▶ **DATA LISTING**:
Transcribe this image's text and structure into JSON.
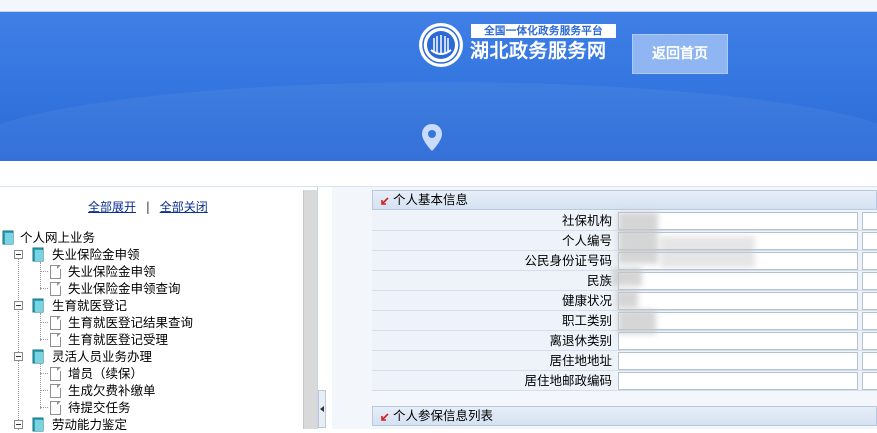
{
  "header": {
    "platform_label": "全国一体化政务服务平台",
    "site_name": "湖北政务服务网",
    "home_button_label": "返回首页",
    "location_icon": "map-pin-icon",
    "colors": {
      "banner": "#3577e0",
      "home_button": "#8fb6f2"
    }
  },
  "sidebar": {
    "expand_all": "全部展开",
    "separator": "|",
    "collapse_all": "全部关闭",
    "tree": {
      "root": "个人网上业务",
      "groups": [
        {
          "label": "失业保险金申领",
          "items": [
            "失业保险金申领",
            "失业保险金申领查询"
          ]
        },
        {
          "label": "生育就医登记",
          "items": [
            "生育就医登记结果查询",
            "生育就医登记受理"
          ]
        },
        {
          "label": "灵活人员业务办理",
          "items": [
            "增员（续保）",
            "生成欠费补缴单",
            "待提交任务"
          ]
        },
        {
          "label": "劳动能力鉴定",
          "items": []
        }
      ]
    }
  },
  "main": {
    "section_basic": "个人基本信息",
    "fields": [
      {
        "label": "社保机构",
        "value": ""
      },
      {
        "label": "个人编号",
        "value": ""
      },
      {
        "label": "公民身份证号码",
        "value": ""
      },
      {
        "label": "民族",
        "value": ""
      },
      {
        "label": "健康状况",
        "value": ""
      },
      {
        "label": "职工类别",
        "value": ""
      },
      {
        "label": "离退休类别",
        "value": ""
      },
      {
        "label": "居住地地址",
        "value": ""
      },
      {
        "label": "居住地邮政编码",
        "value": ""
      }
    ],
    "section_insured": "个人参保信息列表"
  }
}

▶ **AIM OF THE EXERCISE**: Reproduce the entries exactly. Do not carry over any picture.

▶ **OUTPUT BELOW**:
Transcribe this image's text and structure into JSON.
{
  "header": {
    "platform_label": "全国一体化政务服务平台",
    "site_name": "湖北政务服务网",
    "home_button_label": "返回首页",
    "location_icon": "map-pin-icon",
    "colors": {
      "banner": "#3577e0",
      "home_button": "#8fb6f2"
    }
  },
  "sidebar": {
    "expand_all": "全部展开",
    "separator": "|",
    "collapse_all": "全部关闭",
    "tree": {
      "root": "个人网上业务",
      "groups": [
        {
          "label": "失业保险金申领",
          "items": [
            "失业保险金申领",
            "失业保险金申领查询"
          ]
        },
        {
          "label": "生育就医登记",
          "items": [
            "生育就医登记结果查询",
            "生育就医登记受理"
          ]
        },
        {
          "label": "灵活人员业务办理",
          "items": [
            "增员（续保）",
            "生成欠费补缴单",
            "待提交任务"
          ]
        },
        {
          "label": "劳动能力鉴定",
          "items": []
        }
      ]
    }
  },
  "main": {
    "section_basic": "个人基本信息",
    "fields": [
      {
        "label": "社保机构",
        "value": ""
      },
      {
        "label": "个人编号",
        "value": ""
      },
      {
        "label": "公民身份证号码",
        "value": ""
      },
      {
        "label": "民族",
        "value": ""
      },
      {
        "label": "健康状况",
        "value": ""
      },
      {
        "label": "职工类别",
        "value": ""
      },
      {
        "label": "离退休类别",
        "value": ""
      },
      {
        "label": "居住地地址",
        "value": ""
      },
      {
        "label": "居住地邮政编码",
        "value": ""
      }
    ],
    "section_insured": "个人参保信息列表"
  }
}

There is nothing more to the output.